Data entries for graphics:
--- START ---

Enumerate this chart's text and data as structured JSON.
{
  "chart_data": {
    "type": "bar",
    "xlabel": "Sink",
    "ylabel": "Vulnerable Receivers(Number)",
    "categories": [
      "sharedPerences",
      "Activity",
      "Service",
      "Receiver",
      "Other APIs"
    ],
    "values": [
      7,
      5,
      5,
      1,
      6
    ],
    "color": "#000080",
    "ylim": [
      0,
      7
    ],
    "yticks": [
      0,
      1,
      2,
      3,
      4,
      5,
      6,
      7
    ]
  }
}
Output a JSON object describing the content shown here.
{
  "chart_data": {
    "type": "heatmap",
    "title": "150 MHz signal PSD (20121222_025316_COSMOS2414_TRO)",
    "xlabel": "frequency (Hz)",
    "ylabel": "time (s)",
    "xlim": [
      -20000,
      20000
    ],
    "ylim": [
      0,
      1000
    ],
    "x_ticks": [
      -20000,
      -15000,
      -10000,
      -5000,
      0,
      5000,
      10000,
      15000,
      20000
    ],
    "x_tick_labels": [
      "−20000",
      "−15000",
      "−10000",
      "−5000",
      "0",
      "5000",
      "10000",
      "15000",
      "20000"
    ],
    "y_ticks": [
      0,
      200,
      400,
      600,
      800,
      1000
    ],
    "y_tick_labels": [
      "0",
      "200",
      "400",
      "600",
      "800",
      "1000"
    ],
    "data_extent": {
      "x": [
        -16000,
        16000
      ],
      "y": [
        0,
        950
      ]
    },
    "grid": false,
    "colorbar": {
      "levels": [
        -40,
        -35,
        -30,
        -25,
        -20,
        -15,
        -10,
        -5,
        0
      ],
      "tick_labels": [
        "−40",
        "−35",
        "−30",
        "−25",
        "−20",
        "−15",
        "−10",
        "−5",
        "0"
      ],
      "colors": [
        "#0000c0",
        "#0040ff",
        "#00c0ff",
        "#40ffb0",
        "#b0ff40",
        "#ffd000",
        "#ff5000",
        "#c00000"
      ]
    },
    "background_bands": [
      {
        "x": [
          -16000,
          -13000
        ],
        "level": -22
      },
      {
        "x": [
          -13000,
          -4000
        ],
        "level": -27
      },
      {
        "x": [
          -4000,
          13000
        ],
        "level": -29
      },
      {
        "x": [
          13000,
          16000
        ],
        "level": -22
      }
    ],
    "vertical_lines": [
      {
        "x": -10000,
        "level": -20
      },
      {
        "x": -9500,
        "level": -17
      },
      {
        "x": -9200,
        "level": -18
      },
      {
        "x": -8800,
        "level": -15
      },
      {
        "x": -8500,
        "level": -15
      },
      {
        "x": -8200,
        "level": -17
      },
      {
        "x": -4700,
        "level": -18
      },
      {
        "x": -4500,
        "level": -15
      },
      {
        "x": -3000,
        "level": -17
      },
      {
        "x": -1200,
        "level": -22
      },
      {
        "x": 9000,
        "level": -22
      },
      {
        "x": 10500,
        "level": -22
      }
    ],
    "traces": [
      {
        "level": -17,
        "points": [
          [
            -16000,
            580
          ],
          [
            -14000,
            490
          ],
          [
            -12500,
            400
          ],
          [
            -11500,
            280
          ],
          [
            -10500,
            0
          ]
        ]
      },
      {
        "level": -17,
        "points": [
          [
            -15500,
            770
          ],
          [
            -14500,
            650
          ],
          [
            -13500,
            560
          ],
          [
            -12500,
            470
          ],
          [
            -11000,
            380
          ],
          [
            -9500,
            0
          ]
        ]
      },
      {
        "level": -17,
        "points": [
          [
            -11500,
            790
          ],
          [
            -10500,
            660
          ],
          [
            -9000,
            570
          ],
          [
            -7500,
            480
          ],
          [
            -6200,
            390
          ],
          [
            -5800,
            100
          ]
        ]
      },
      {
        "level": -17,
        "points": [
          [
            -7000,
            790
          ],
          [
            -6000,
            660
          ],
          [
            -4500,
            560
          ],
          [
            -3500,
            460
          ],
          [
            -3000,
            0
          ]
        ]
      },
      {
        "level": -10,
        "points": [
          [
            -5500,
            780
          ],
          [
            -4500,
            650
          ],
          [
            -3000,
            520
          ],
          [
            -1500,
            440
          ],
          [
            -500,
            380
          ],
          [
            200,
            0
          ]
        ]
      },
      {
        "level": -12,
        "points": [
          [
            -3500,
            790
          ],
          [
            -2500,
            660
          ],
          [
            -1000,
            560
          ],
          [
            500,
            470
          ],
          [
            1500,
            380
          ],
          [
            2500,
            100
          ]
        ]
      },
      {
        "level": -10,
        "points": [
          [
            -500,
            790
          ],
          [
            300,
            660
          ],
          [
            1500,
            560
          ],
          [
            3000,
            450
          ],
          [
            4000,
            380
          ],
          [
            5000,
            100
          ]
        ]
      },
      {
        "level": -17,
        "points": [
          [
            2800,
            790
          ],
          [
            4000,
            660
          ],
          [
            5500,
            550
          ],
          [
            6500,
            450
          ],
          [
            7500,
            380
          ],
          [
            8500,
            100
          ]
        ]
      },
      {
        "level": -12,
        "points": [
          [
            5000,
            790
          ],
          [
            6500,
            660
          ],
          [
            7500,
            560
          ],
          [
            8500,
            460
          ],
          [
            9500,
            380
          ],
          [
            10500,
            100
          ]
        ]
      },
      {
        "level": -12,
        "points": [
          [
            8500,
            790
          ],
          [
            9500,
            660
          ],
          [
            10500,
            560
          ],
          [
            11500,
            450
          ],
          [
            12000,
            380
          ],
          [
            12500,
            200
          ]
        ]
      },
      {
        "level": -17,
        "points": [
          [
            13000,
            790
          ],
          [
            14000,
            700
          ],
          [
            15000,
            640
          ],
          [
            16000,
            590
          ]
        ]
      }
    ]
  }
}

--- END ---

Task to carry out: Repeat each of the entries above precisely as given.

Final result:
Enumerate this chart's text and data as structured JSON.
{
  "chart_data": {
    "type": "bar",
    "xlabel": "Sink",
    "ylabel": "Vulnerable Receivers(Number)",
    "categories": [
      "sharedPerences",
      "Activity",
      "Service",
      "Receiver",
      "Other APIs"
    ],
    "values": [
      7,
      5,
      5,
      1,
      6
    ],
    "color": "#000080",
    "ylim": [
      0,
      7
    ],
    "yticks": [
      0,
      1,
      2,
      3,
      4,
      5,
      6,
      7
    ]
  }
}
Output a JSON object describing the content shown here.
{
  "chart_data": {
    "type": "heatmap",
    "title": "150 MHz signal PSD (20121222_025316_COSMOS2414_TRO)",
    "xlabel": "frequency (Hz)",
    "ylabel": "time (s)",
    "xlim": [
      -20000,
      20000
    ],
    "ylim": [
      0,
      1000
    ],
    "x_ticks": [
      -20000,
      -15000,
      -10000,
      -5000,
      0,
      5000,
      10000,
      15000,
      20000
    ],
    "x_tick_labels": [
      "−20000",
      "−15000",
      "−10000",
      "−5000",
      "0",
      "5000",
      "10000",
      "15000",
      "20000"
    ],
    "y_ticks": [
      0,
      200,
      400,
      600,
      800,
      1000
    ],
    "y_tick_labels": [
      "0",
      "200",
      "400",
      "600",
      "800",
      "1000"
    ],
    "data_extent": {
      "x": [
        -16000,
        16000
      ],
      "y": [
        0,
        950
      ]
    },
    "grid": false,
    "colorbar": {
      "levels": [
        -40,
        -35,
        -30,
        -25,
        -20,
        -15,
        -10,
        -5,
        0
      ],
      "tick_labels": [
        "−40",
        "−35",
        "−30",
        "−25",
        "−20",
        "−15",
        "−10",
        "−5",
        "0"
      ],
      "colors": [
        "#0000c0",
        "#0040ff",
        "#00c0ff",
        "#40ffb0",
        "#b0ff40",
        "#ffd000",
        "#ff5000",
        "#c00000"
      ]
    },
    "background_bands": [
      {
        "x": [
          -16000,
          -13000
        ],
        "level": -22
      },
      {
        "x": [
          -13000,
          -4000
        ],
        "level": -27
      },
      {
        "x": [
          -4000,
          13000
        ],
        "level": -29
      },
      {
        "x": [
          13000,
          16000
        ],
        "level": -22
      }
    ],
    "vertical_lines": [
      {
        "x": -10000,
        "level": -20
      },
      {
        "x": -9500,
        "level": -17
      },
      {
        "x": -9200,
        "level": -18
      },
      {
        "x": -8800,
        "level": -15
      },
      {
        "x": -8500,
        "level": -15
      },
      {
        "x": -8200,
        "level": -17
      },
      {
        "x": -4700,
        "level": -18
      },
      {
        "x": -4500,
        "level": -15
      },
      {
        "x": -3000,
        "level": -17
      },
      {
        "x": -1200,
        "level": -22
      },
      {
        "x": 9000,
        "level": -22
      },
      {
        "x": 10500,
        "level": -22
      }
    ],
    "traces": [
      {
        "level": -17,
        "points": [
          [
            -16000,
            580
          ],
          [
            -14000,
            490
          ],
          [
            -12500,
            400
          ],
          [
            -11500,
            280
          ],
          [
            -10500,
            0
          ]
        ]
      },
      {
        "level": -17,
        "points": [
          [
            -15500,
            770
          ],
          [
            -14500,
            650
          ],
          [
            -13500,
            560
          ],
          [
            -12500,
            470
          ],
          [
            -11000,
            380
          ],
          [
            -9500,
            0
          ]
        ]
      },
      {
        "level": -17,
        "points": [
          [
            -11500,
            790
          ],
          [
            -10500,
            660
          ],
          [
            -9000,
            570
          ],
          [
            -7500,
            480
          ],
          [
            -6200,
            390
          ],
          [
            -5800,
            100
          ]
        ]
      },
      {
        "level": -17,
        "points": [
          [
            -7000,
            790
          ],
          [
            -6000,
            660
          ],
          [
            -4500,
            560
          ],
          [
            -3500,
            460
          ],
          [
            -3000,
            0
          ]
        ]
      },
      {
        "level": -10,
        "points": [
          [
            -5500,
            780
          ],
          [
            -4500,
            650
          ],
          [
            -3000,
            520
          ],
          [
            -1500,
            440
          ],
          [
            -500,
            380
          ],
          [
            200,
            0
          ]
        ]
      },
      {
        "level": -12,
        "points": [
          [
            -3500,
            790
          ],
          [
            -2500,
            660
          ],
          [
            -1000,
            560
          ],
          [
            500,
            470
          ],
          [
            1500,
            380
          ],
          [
            2500,
            100
          ]
        ]
      },
      {
        "level": -10,
        "points": [
          [
            -500,
            790
          ],
          [
            300,
            660
          ],
          [
            1500,
            560
          ],
          [
            3000,
            450
          ],
          [
            4000,
            380
          ],
          [
            5000,
            100
          ]
        ]
      },
      {
        "level": -17,
        "points": [
          [
            2800,
            790
          ],
          [
            4000,
            660
          ],
          [
            5500,
            550
          ],
          [
            6500,
            450
          ],
          [
            7500,
            380
          ],
          [
            8500,
            100
          ]
        ]
      },
      {
        "level": -12,
        "points": [
          [
            5000,
            790
          ],
          [
            6500,
            660
          ],
          [
            7500,
            560
          ],
          [
            8500,
            460
          ],
          [
            9500,
            380
          ],
          [
            10500,
            100
          ]
        ]
      },
      {
        "level": -12,
        "points": [
          [
            8500,
            790
          ],
          [
            9500,
            660
          ],
          [
            10500,
            560
          ],
          [
            11500,
            450
          ],
          [
            12000,
            380
          ],
          [
            12500,
            200
          ]
        ]
      },
      {
        "level": -17,
        "points": [
          [
            13000,
            790
          ],
          [
            14000,
            700
          ],
          [
            15000,
            640
          ],
          [
            16000,
            590
          ]
        ]
      }
    ]
  }
}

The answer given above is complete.